#### [TASK DESCRIPTION]
Scan the entries below and report only how many lines contain "Melexis".

#### [ENTRIES]
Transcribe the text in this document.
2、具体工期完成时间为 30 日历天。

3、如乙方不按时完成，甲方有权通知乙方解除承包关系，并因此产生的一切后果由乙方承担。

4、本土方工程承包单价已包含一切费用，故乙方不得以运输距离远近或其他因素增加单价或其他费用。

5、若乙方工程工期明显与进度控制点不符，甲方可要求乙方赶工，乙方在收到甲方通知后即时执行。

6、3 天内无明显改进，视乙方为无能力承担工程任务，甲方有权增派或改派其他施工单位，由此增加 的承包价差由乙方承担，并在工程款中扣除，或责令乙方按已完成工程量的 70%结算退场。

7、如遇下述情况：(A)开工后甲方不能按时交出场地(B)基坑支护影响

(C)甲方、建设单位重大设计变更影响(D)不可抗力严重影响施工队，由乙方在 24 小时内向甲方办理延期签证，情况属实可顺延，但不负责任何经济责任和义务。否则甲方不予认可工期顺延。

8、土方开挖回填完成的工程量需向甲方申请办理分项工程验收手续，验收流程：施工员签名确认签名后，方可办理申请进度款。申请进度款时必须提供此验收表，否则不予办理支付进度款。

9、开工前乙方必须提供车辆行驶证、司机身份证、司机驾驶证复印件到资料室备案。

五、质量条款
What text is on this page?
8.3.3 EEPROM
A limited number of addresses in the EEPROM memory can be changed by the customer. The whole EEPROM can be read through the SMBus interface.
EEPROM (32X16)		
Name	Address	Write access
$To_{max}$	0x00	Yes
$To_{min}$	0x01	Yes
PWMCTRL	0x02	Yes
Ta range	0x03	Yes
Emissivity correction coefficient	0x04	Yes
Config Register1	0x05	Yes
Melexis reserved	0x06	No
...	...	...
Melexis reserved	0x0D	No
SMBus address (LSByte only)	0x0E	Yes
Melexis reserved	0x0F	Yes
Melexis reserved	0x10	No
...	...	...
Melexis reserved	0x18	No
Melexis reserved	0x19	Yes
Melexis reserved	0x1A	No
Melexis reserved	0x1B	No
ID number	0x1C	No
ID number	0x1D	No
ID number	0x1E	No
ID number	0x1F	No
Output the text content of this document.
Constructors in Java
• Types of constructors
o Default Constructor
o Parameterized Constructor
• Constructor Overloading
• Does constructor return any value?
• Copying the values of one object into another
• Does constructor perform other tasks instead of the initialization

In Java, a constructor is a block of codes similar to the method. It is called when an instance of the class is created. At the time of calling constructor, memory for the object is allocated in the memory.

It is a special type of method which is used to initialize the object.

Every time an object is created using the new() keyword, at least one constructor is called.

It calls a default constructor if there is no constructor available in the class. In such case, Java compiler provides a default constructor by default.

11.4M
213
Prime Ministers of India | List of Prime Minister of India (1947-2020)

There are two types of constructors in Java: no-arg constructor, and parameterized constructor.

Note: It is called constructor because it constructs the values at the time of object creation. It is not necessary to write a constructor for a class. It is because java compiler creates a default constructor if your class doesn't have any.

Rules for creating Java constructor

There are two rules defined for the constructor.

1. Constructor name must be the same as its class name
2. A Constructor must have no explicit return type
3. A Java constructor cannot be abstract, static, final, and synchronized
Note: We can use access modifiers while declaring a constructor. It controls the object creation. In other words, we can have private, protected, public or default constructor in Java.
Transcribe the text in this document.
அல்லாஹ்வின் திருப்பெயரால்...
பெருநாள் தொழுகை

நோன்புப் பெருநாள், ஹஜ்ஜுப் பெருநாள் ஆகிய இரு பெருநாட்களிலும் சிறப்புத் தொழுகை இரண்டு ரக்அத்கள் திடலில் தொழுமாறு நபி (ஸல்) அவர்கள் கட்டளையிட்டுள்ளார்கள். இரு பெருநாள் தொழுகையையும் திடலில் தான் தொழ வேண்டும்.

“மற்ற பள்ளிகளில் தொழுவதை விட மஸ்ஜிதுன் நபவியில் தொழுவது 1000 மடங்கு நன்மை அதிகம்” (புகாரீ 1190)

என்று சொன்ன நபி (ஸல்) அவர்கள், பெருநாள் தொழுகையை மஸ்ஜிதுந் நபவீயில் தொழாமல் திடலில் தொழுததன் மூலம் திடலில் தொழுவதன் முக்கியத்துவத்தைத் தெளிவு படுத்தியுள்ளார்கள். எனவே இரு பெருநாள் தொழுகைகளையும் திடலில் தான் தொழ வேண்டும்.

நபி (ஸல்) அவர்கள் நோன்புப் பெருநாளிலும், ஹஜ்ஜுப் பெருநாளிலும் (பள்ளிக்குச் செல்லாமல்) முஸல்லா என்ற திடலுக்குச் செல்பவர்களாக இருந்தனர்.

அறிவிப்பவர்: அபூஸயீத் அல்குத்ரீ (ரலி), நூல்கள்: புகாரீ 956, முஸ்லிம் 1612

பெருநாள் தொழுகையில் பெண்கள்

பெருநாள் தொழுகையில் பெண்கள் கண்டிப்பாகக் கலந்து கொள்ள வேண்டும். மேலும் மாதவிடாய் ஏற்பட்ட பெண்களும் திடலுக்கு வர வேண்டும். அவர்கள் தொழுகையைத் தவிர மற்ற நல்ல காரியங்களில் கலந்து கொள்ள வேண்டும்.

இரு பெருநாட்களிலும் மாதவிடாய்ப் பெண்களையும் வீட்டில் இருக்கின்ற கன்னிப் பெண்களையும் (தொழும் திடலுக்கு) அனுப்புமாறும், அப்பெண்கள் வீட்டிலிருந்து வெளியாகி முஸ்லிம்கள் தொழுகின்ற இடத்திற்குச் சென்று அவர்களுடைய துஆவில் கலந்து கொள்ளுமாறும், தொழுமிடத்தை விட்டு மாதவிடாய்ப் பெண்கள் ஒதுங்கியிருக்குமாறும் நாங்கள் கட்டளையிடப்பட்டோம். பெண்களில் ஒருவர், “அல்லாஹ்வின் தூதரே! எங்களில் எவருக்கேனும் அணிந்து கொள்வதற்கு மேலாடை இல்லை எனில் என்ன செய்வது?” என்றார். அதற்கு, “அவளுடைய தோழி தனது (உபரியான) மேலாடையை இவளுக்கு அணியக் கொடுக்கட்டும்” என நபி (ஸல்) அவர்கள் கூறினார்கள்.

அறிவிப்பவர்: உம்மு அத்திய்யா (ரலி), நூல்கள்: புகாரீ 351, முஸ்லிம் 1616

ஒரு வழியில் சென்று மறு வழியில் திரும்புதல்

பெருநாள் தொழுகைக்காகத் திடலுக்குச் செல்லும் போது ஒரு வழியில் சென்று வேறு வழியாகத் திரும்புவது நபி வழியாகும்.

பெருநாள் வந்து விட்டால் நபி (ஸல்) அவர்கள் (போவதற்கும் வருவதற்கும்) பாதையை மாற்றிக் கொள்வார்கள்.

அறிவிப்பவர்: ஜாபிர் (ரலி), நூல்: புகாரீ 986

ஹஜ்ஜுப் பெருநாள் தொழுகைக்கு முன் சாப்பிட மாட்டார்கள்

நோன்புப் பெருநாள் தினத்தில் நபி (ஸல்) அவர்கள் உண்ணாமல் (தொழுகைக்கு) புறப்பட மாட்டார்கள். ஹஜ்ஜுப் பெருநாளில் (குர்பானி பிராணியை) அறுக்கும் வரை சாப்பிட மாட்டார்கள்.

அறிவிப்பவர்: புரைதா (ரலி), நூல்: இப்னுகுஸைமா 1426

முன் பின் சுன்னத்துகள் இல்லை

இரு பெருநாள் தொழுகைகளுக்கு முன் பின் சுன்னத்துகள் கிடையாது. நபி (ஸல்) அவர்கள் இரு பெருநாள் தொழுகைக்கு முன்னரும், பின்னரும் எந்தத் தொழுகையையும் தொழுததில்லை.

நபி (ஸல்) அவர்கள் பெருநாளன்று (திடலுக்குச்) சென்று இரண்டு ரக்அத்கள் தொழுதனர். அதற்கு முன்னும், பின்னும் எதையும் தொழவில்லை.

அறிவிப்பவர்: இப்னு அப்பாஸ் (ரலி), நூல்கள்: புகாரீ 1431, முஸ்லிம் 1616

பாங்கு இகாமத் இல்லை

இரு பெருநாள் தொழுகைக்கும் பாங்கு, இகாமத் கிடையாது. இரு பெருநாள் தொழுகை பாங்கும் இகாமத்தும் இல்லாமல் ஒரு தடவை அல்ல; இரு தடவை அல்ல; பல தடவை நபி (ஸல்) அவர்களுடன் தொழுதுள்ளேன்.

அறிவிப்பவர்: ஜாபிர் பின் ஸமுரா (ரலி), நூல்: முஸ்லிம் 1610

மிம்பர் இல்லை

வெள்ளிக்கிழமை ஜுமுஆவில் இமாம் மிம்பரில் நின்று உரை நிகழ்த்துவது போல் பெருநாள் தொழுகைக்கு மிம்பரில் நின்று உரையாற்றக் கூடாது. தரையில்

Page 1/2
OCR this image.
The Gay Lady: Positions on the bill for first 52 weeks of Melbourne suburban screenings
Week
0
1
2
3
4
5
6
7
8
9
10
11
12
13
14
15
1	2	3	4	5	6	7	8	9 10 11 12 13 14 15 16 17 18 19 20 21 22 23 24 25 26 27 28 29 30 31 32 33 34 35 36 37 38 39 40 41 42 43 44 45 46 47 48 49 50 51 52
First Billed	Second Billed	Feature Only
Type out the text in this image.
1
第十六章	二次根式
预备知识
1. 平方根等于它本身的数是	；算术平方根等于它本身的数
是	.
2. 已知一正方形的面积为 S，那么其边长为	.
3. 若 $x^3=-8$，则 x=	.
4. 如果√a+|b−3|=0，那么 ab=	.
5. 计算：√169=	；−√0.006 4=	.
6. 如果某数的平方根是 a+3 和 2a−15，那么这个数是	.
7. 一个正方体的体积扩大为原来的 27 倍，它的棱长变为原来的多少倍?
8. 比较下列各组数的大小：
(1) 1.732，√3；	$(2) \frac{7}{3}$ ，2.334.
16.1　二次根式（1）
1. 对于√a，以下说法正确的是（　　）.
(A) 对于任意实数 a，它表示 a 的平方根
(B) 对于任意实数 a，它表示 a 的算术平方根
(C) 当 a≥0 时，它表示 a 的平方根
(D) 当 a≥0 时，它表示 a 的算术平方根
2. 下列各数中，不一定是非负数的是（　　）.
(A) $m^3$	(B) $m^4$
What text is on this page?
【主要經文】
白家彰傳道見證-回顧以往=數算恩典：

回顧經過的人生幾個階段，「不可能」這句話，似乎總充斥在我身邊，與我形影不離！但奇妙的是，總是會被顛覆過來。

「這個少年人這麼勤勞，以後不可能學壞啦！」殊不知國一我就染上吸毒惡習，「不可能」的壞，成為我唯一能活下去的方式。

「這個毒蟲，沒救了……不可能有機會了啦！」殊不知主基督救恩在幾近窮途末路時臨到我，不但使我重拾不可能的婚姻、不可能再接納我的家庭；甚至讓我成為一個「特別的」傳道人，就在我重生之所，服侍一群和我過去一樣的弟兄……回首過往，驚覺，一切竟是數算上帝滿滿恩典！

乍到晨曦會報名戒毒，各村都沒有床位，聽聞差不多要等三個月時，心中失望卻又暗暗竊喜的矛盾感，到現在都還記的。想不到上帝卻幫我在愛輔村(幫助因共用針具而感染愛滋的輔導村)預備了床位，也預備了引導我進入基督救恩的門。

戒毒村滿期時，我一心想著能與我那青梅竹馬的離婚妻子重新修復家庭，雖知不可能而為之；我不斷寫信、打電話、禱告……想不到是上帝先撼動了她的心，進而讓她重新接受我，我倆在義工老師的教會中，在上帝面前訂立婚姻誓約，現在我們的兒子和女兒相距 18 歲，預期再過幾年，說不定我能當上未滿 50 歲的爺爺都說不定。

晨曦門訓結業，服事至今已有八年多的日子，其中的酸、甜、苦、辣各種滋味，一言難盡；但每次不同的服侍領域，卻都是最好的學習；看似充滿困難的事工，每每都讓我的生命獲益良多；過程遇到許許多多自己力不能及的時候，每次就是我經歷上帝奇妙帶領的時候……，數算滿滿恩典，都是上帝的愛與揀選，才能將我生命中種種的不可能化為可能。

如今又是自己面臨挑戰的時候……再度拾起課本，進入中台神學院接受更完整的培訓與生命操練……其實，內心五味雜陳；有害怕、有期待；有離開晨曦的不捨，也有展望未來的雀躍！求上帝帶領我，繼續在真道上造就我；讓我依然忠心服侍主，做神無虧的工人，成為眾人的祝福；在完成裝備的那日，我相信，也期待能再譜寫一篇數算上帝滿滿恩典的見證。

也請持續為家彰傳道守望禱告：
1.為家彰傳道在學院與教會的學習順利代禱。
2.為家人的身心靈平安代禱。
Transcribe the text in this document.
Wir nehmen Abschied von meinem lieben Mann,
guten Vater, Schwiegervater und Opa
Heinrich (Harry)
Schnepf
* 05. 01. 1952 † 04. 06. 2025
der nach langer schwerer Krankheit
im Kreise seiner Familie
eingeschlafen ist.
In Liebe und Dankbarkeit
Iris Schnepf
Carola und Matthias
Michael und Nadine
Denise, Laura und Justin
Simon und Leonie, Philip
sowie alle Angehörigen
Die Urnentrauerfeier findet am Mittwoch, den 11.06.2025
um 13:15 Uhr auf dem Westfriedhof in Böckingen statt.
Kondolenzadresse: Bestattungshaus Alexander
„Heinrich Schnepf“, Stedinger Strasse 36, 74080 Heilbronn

#### [SOLUTION TO THIS TASK]
8